*Your objective*
Please pull out each line of the material below that contains the string "axis", treating uppercase and lowercase letters as different.

*Input data*
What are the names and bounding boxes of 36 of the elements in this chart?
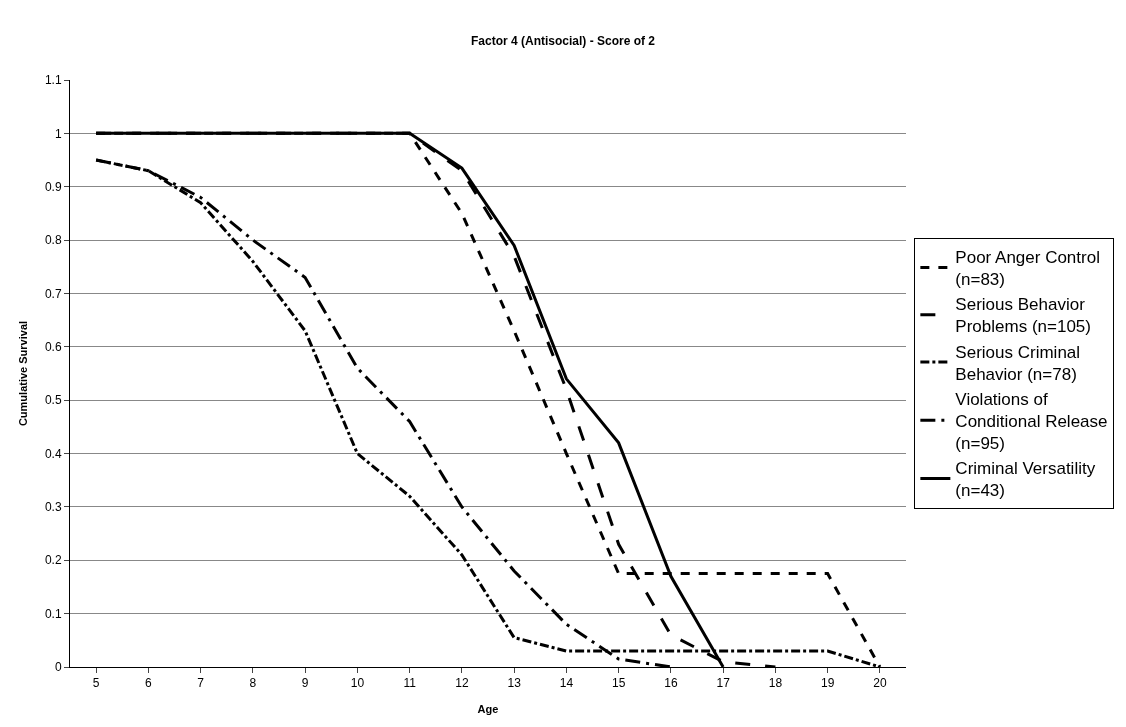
y-tick-label: 0.4 <box>44 446 62 461</box>
y-tick-label: 0.5 <box>44 393 62 408</box>
legend-label: Poor Anger Control (n=83) <box>955 248 1100 290</box>
y-tick-label: 0.8 <box>44 233 62 248</box>
y-tick-label: 0.6 <box>44 340 62 355</box>
x-tick-label: 6 <box>145 676 153 691</box>
y-tick-label: 0.2 <box>44 553 62 568</box>
legend-label: Serious Criminal Behavior (n=78) <box>955 342 1081 384</box>
x-tick-label: 20 <box>873 676 887 691</box>
y-tick-label: 0.7 <box>44 286 62 301</box>
x-tick-label: 14 <box>559 676 574 691</box>
x-tick-label: 10 <box>350 676 365 691</box>
x-tick-label: 12 <box>455 676 469 691</box>
y-tick-label: 0.3 <box>44 500 62 515</box>
y-axis-title: Cumulative Survival <box>16 320 29 427</box>
y-tick-label: 0 <box>54 660 62 675</box>
x-tick-label: 18 <box>768 676 783 691</box>
x-tick-label: 19 <box>820 676 835 691</box>
x-axis-title: Age <box>477 702 499 715</box>
x-tick-label: 8 <box>249 676 257 691</box>
chart-title: Factor 4 (Antisocial) - Score of 2 <box>470 33 656 48</box>
x-tick-label: 7 <box>197 676 205 691</box>
legend-label: Criminal Versatility (n=43) <box>955 459 1096 501</box>
x-tick-label: 16 <box>664 676 678 691</box>
x-tick-label: 15 <box>611 676 626 691</box>
legend-label: Serious Behavior Problems (n=105) <box>955 295 1091 337</box>
y-tick-label: 1 <box>54 126 62 141</box>
x-tick-label: 9 <box>301 676 309 691</box>
y-tick-label: 0.1 <box>44 606 62 621</box>
x-tick-label: 5 <box>92 676 100 691</box>
x-tick-label: 13 <box>507 676 522 691</box>
x-tick-label: 11 <box>403 676 417 691</box>
y-tick-label: 1.1 <box>44 73 62 88</box>
y-tick-label: 0.9 <box>44 179 62 194</box>
x-tick-label: 17 <box>716 676 731 691</box>
legend-label: Violations of Conditional Release (n=95) <box>955 389 1108 453</box>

*Answer to this task*
y-axis-title: Cumulative Survival <box>16 320 29 427</box>
x-axis-title: Age <box>477 702 499 715</box>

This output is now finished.